| Work required |
Report how many lines of the listing below include the word "пестицидов". Give nothing but the number.

>> begin

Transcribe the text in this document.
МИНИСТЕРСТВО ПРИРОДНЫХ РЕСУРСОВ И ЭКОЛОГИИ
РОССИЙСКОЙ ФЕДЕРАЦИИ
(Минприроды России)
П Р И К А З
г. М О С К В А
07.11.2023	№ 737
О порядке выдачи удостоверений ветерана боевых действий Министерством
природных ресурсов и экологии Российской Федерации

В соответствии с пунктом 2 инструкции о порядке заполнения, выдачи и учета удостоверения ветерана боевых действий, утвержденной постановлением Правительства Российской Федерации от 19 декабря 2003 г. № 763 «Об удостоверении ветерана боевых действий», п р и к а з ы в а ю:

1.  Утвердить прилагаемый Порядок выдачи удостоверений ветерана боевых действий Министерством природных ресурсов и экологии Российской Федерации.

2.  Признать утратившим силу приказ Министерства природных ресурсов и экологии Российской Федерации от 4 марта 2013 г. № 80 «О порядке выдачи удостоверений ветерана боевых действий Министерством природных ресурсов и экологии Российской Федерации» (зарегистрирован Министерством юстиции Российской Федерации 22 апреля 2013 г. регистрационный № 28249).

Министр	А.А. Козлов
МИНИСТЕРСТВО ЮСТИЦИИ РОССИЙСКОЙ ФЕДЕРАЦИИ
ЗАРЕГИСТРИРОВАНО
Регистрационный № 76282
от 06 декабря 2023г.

>> end
>> begin

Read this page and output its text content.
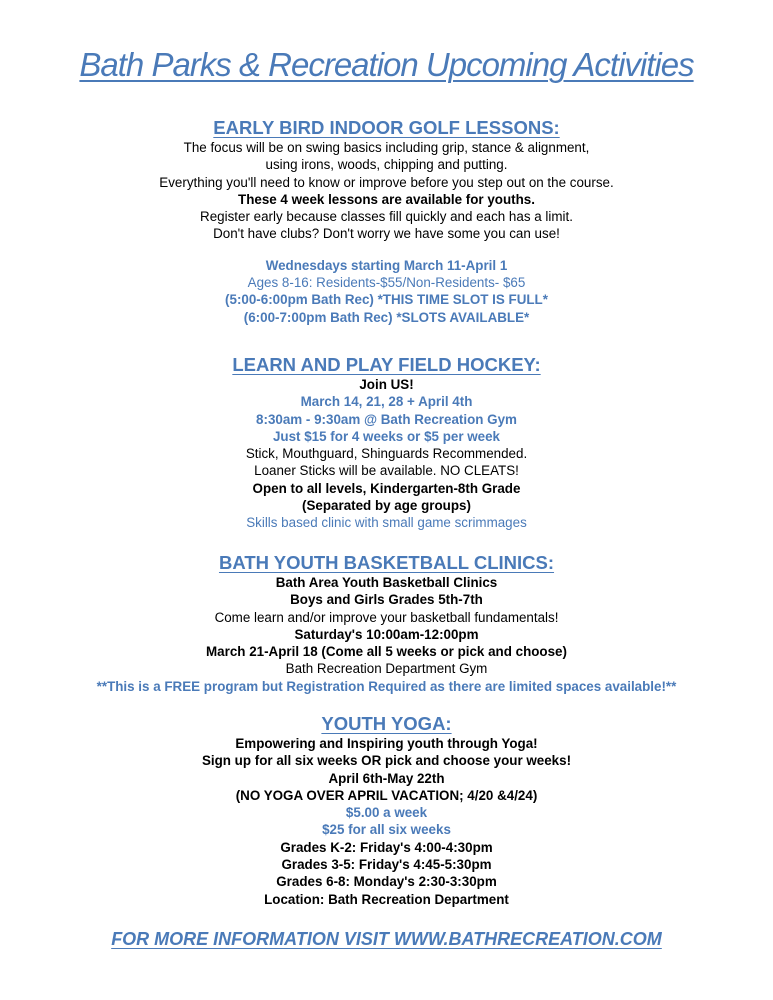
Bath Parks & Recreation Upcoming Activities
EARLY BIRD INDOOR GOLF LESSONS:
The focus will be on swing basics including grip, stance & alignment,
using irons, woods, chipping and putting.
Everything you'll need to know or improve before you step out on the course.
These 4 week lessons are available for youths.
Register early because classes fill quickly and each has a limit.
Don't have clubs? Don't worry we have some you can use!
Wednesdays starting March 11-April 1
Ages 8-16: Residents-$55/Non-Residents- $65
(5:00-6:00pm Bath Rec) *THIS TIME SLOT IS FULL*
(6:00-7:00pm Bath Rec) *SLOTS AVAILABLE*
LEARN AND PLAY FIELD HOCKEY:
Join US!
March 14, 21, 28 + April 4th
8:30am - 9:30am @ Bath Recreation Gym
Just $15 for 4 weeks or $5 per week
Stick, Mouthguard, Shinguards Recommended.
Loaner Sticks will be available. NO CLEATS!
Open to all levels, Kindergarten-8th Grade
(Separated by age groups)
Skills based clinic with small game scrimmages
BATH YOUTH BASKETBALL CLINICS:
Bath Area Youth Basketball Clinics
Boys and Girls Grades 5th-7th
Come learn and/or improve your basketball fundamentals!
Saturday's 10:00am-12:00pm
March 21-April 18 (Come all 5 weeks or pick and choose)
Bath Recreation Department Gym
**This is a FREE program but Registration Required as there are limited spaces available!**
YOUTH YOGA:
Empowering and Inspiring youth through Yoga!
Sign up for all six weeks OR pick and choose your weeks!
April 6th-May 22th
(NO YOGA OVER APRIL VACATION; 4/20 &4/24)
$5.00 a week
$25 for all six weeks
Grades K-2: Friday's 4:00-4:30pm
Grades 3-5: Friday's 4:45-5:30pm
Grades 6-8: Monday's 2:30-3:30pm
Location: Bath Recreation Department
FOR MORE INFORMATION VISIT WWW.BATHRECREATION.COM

>> end
>> begin

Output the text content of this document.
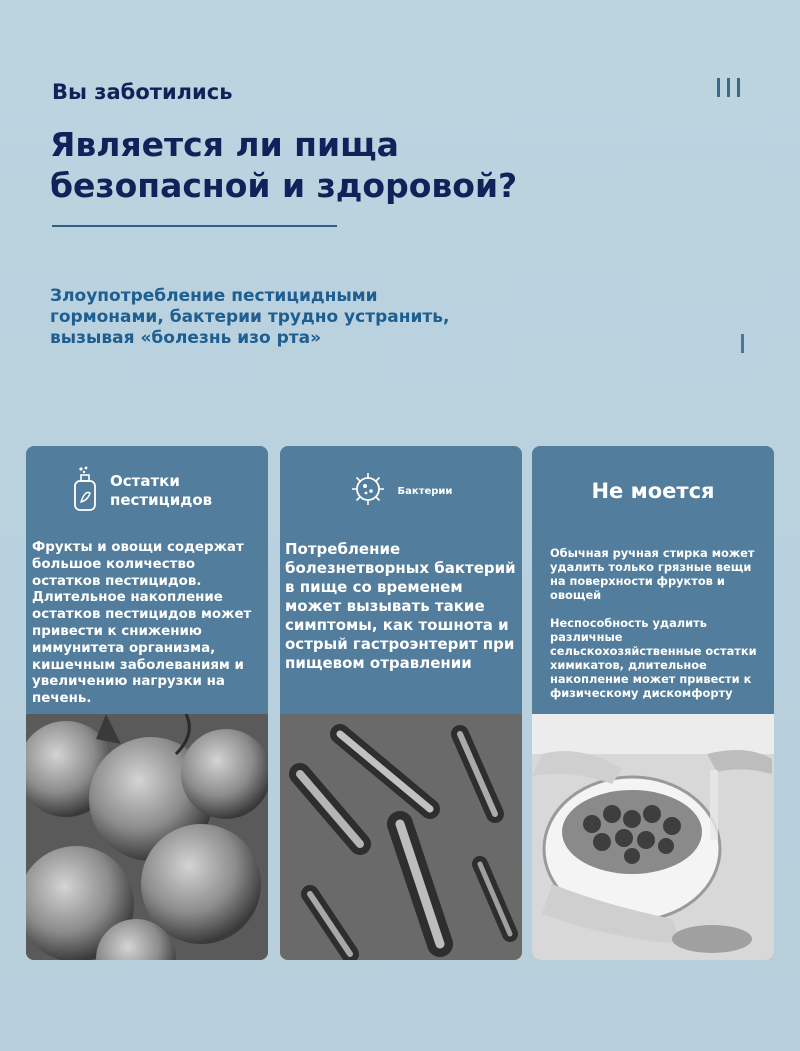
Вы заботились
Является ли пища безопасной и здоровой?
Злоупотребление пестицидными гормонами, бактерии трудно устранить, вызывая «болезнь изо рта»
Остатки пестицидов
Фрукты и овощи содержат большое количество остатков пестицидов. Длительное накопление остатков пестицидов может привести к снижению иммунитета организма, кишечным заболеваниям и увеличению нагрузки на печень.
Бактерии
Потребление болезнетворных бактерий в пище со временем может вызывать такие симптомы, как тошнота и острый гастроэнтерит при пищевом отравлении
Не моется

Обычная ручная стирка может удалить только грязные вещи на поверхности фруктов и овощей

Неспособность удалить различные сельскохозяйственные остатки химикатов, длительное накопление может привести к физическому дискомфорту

>> end

| Final result |
2